■ Supplied material:

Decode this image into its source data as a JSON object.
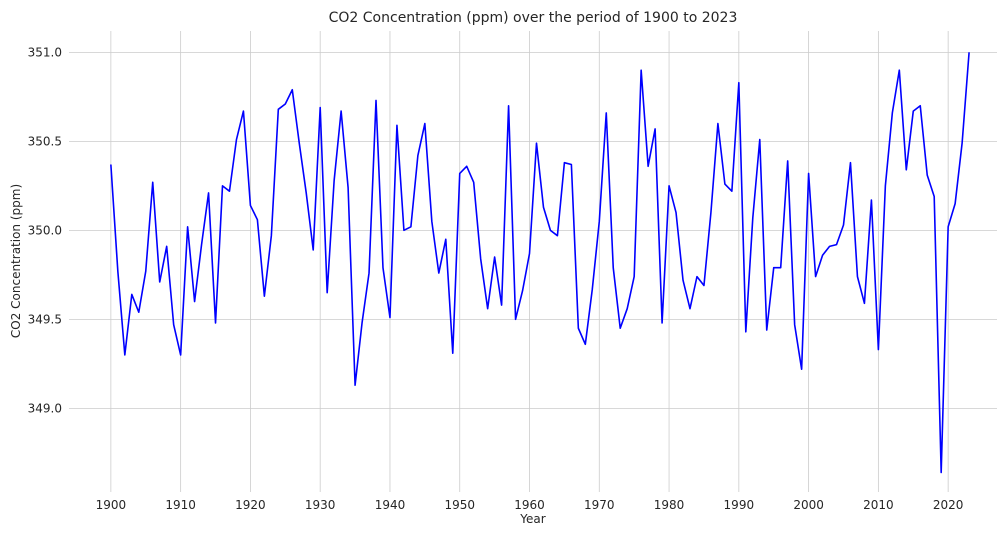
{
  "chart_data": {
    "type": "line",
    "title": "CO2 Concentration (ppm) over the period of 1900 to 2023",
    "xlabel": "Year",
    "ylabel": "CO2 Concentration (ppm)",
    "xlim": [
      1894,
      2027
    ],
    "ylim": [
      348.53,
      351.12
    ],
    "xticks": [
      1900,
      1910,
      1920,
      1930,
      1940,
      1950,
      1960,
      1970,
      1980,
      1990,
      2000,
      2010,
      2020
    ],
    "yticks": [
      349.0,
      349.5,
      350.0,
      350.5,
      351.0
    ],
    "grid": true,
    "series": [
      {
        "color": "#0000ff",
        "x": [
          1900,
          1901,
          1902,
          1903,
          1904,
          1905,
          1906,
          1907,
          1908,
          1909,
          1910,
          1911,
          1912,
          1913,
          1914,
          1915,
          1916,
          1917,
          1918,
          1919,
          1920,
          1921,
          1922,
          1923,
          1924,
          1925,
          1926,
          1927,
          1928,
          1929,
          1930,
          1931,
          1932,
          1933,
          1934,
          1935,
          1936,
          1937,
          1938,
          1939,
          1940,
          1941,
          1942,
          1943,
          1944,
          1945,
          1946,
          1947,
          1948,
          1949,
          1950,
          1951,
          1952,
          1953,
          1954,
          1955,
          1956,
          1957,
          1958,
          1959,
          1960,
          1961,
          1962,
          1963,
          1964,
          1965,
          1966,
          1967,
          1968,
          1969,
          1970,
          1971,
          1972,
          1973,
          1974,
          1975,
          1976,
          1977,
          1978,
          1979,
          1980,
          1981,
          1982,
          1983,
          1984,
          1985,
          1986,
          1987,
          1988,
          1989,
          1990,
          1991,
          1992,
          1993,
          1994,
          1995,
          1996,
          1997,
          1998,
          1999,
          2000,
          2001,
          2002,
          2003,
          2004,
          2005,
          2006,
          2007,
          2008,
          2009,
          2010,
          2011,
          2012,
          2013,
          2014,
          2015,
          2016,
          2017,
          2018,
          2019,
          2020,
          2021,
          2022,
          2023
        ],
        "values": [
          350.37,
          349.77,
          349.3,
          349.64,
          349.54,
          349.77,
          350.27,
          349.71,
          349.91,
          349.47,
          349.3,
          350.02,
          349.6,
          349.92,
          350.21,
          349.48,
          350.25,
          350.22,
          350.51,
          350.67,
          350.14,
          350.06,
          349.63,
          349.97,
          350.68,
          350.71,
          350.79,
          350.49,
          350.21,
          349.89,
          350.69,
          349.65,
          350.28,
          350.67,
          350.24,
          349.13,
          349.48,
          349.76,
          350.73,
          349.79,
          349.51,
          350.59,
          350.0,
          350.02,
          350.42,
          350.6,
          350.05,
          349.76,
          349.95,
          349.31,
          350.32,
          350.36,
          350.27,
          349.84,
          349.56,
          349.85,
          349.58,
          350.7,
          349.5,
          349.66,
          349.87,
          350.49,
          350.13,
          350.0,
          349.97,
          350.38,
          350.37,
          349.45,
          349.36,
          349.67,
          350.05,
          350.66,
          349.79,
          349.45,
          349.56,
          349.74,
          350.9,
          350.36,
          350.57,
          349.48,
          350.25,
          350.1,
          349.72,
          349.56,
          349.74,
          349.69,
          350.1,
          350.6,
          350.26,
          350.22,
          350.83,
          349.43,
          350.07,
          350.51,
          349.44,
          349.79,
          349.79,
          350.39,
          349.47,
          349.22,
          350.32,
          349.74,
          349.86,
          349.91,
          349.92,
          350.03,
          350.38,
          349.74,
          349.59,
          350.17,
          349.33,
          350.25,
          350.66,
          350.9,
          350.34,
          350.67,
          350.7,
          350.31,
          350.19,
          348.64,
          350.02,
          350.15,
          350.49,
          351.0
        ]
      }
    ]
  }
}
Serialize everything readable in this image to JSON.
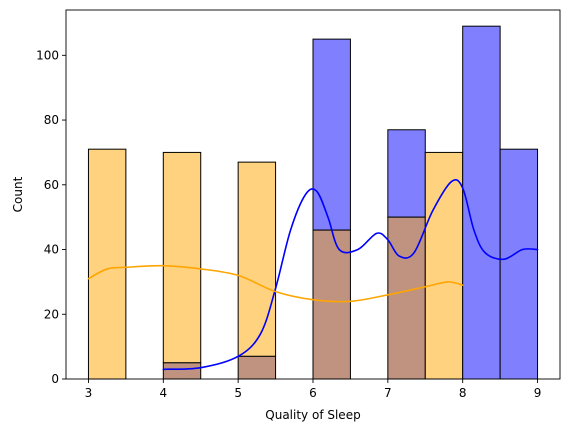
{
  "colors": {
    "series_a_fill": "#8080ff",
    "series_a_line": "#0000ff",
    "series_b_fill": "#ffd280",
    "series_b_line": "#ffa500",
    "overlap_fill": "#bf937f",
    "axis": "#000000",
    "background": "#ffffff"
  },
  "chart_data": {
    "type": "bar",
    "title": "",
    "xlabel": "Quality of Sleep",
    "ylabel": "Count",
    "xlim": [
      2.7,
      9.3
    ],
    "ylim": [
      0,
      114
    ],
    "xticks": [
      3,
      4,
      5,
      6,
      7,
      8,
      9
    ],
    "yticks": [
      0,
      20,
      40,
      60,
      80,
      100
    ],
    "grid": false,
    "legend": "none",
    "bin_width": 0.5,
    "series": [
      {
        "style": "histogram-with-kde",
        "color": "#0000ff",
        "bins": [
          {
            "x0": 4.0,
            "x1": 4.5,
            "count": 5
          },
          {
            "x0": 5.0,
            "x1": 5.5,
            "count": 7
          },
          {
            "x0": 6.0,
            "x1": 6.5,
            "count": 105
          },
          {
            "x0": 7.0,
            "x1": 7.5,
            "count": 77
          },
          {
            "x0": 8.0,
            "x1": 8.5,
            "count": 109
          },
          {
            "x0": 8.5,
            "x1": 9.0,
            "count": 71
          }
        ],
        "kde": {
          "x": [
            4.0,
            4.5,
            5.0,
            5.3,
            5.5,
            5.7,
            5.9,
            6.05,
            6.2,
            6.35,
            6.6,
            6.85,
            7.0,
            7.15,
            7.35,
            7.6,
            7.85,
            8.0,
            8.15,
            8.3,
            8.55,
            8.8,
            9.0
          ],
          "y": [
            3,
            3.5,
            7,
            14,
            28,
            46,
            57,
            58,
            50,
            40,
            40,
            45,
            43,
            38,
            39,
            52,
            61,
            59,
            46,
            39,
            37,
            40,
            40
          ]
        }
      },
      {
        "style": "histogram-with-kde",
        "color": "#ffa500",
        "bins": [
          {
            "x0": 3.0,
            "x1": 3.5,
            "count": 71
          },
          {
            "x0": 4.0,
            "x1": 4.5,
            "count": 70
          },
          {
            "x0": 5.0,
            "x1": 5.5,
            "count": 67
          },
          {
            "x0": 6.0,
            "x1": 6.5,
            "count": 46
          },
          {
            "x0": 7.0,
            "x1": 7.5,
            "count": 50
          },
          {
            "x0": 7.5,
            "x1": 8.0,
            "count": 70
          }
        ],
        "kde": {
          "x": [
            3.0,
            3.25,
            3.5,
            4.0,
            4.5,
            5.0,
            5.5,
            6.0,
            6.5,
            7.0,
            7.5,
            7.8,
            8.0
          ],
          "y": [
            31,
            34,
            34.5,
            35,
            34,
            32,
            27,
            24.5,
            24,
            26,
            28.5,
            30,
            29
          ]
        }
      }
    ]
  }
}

■ Exercise brief: Where a line of the entries contains the word "this", copy that line.

■ Solved exercise:
Decode this image into its source data as a JSON object.
Serialize everything readable in this image to JSON.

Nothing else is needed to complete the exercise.